■ **Exercise objective**
Each line in the entries below that holds the string "data" is to be listed.
--------------------------------
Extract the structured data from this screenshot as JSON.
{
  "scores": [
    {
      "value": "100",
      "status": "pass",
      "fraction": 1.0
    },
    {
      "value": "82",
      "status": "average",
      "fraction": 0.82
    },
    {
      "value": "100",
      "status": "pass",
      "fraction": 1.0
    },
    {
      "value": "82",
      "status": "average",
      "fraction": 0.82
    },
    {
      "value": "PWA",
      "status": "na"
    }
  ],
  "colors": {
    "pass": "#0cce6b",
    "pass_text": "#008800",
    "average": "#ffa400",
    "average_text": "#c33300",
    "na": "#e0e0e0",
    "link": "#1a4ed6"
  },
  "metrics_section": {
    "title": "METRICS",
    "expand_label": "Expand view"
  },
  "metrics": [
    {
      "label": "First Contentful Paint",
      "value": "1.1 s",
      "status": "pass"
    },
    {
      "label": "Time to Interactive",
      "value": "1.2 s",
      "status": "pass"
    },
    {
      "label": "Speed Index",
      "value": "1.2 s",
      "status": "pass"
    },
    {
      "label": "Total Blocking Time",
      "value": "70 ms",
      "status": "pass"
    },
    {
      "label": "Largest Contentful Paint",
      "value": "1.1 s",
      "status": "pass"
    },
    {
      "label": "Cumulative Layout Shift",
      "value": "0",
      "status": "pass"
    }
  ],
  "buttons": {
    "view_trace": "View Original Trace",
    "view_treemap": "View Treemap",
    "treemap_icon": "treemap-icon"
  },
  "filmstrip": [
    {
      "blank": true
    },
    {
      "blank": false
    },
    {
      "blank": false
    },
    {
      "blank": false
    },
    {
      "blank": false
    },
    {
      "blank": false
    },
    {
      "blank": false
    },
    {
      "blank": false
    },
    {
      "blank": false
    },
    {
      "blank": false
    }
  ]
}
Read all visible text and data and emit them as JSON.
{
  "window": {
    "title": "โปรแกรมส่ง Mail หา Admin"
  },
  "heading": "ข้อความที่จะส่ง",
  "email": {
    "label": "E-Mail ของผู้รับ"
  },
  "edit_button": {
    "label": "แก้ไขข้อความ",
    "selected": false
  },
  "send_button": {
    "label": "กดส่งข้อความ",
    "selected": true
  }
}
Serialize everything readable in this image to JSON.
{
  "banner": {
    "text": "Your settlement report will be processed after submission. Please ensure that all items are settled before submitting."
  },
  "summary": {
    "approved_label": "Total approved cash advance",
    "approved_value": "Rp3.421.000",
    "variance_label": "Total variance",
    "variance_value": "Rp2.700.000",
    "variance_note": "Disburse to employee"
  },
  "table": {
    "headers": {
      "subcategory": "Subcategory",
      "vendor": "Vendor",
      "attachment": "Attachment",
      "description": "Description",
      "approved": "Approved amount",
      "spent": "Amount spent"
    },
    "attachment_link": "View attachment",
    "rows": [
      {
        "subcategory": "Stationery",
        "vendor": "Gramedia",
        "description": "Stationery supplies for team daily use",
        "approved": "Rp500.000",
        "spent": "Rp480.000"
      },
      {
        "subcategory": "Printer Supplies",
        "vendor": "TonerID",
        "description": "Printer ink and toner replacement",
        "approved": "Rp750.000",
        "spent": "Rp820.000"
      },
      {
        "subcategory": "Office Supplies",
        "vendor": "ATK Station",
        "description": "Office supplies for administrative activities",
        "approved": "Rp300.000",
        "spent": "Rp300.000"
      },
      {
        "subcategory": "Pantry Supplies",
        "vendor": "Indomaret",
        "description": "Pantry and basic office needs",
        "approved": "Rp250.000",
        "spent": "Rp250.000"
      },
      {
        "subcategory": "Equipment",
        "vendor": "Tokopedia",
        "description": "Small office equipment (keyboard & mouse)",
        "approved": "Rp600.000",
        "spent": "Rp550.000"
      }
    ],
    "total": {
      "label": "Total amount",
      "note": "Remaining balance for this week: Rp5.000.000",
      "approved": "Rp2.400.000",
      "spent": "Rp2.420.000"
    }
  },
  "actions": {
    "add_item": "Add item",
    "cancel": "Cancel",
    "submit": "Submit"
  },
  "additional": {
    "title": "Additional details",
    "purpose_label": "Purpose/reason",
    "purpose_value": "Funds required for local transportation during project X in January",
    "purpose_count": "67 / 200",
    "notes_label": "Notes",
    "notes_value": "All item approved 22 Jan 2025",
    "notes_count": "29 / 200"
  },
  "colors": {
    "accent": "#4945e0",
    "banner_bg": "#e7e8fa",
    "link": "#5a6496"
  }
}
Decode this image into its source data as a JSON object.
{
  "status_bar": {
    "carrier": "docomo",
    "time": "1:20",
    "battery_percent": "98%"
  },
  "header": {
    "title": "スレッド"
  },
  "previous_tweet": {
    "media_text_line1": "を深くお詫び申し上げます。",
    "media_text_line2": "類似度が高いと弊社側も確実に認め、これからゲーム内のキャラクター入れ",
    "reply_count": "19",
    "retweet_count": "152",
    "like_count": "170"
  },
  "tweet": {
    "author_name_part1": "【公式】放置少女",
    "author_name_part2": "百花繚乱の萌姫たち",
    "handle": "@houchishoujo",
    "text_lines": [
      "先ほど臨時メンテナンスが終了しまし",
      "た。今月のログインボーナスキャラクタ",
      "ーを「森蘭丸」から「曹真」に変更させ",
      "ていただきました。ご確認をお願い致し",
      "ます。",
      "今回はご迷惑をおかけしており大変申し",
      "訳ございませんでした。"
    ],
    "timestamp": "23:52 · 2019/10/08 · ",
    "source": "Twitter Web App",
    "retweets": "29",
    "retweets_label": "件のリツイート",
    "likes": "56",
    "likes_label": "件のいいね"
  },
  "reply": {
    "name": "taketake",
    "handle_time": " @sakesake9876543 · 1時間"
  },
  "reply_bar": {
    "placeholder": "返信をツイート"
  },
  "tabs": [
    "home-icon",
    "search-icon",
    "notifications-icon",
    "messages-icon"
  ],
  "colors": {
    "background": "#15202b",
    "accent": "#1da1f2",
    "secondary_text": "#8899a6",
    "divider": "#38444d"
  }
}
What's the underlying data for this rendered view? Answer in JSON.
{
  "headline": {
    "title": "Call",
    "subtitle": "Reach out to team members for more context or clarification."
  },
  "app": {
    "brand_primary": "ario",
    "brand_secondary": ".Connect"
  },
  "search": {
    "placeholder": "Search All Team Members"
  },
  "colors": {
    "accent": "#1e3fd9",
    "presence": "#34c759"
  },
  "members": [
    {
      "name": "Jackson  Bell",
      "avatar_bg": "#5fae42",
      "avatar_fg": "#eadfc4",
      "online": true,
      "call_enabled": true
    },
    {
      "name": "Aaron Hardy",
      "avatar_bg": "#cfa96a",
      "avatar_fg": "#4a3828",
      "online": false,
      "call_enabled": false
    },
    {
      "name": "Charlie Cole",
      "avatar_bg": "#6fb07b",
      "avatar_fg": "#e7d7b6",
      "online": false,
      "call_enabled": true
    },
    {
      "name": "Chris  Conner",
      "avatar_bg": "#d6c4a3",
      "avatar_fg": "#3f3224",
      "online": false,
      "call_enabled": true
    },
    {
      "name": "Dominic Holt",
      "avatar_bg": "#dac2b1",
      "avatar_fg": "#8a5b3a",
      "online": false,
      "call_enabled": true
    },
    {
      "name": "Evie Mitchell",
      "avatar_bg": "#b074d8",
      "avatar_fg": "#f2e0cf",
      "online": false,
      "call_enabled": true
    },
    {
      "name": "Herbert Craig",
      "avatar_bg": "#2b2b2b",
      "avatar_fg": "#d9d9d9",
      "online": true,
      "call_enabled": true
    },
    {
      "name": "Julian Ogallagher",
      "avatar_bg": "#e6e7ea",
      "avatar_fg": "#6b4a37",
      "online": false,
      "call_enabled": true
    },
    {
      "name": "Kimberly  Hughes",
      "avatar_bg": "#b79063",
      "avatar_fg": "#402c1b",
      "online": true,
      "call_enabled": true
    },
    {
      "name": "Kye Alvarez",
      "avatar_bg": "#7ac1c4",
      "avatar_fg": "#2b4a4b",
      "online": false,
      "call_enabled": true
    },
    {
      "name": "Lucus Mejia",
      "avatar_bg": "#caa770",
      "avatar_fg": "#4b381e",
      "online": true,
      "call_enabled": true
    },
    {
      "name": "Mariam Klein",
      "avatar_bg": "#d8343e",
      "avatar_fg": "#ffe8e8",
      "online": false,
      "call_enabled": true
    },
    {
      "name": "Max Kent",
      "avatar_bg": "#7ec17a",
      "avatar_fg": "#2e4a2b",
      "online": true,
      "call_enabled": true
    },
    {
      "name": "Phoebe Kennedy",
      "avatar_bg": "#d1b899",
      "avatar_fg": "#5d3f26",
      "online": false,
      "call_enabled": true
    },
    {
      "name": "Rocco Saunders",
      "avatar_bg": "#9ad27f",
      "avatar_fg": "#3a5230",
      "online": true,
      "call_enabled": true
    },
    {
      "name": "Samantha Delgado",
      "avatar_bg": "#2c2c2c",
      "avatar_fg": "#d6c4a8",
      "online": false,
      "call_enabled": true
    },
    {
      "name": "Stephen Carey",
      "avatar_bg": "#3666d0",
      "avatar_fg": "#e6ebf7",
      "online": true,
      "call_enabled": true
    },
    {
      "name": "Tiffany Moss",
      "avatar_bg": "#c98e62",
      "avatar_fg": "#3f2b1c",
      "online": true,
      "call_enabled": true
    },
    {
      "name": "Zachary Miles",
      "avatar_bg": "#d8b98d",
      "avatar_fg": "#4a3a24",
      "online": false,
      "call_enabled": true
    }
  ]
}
--------------------------------
■ **Result of the task**
Extract the structured data from this screenshot as JSON.
Read all visible text and data and emit them as JSON.
Decode this image into its source data as a JSON object.
What's the underlying data for this rendered view? Answer in JSON.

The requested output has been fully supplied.